begin RECORDS

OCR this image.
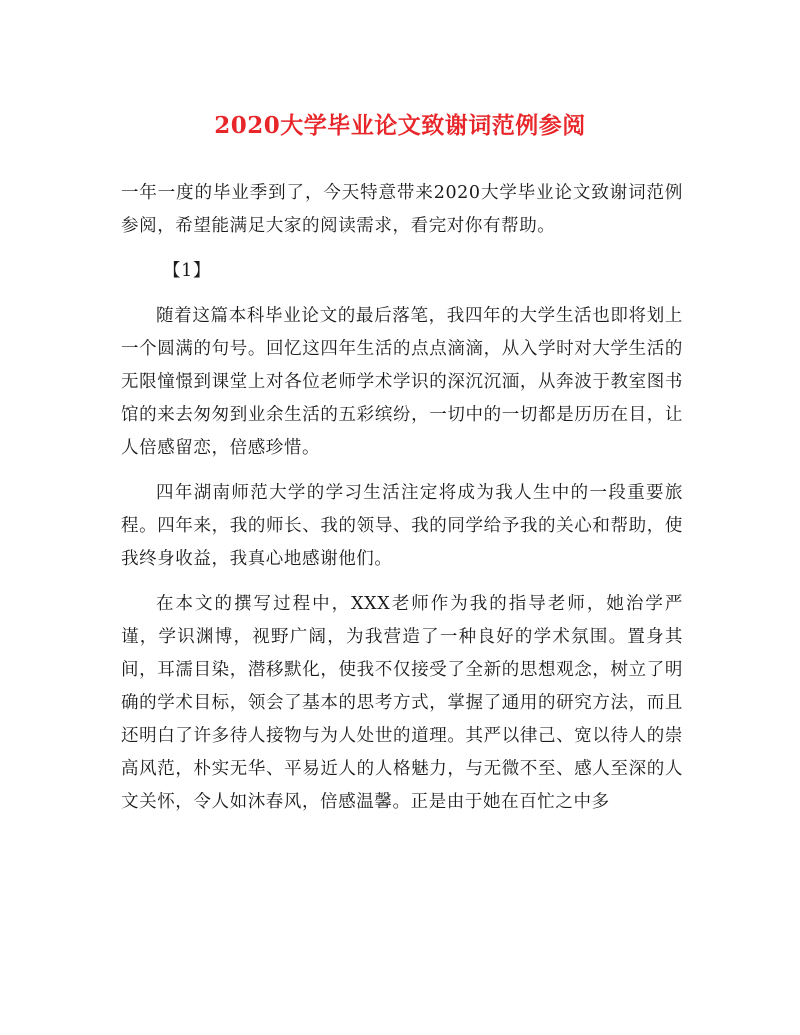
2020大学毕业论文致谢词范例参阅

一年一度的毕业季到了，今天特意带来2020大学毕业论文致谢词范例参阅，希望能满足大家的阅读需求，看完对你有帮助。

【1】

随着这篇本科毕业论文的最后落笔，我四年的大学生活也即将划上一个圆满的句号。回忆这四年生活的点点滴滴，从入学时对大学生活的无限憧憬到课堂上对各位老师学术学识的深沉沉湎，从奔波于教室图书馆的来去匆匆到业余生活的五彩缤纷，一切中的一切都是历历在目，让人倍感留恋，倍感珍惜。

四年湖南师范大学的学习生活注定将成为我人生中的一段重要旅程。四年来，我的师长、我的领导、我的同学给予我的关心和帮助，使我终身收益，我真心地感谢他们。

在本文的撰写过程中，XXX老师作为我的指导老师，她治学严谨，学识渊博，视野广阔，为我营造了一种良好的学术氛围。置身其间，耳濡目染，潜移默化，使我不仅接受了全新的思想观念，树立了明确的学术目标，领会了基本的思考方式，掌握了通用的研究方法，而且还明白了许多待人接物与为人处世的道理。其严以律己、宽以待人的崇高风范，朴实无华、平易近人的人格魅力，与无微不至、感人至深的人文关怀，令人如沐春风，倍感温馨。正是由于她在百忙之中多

end RECORDS

Quote the preceding listing precisely and completely, omitting its images.

OCR this image.
2020大学毕业论文致谢词范例参阅

一年一度的毕业季到了，今天特意带来2020大学毕业论文致谢词范例参阅，希望能满足大家的阅读需求，看完对你有帮助。

【1】

随着这篇本科毕业论文的最后落笔，我四年的大学生活也即将划上一个圆满的句号。回忆这四年生活的点点滴滴，从入学时对大学生活的无限憧憬到课堂上对各位老师学术学识的深沉沉湎，从奔波于教室图书馆的来去匆匆到业余生活的五彩缤纷，一切中的一切都是历历在目，让人倍感留恋，倍感珍惜。

四年湖南师范大学的学习生活注定将成为我人生中的一段重要旅程。四年来，我的师长、我的领导、我的同学给予我的关心和帮助，使我终身收益，我真心地感谢他们。

在本文的撰写过程中，XXX老师作为我的指导老师，她治学严谨，学识渊博，视野广阔，为我营造了一种良好的学术氛围。置身其间，耳濡目染，潜移默化，使我不仅接受了全新的思想观念，树立了明确的学术目标，领会了基本的思考方式，掌握了通用的研究方法，而且还明白了许多待人接物与为人处世的道理。其严以律己、宽以待人的崇高风范，朴实无华、平易近人的人格魅力，与无微不至、感人至深的人文关怀，令人如沐春风，倍感温馨。正是由于她在百忙之中多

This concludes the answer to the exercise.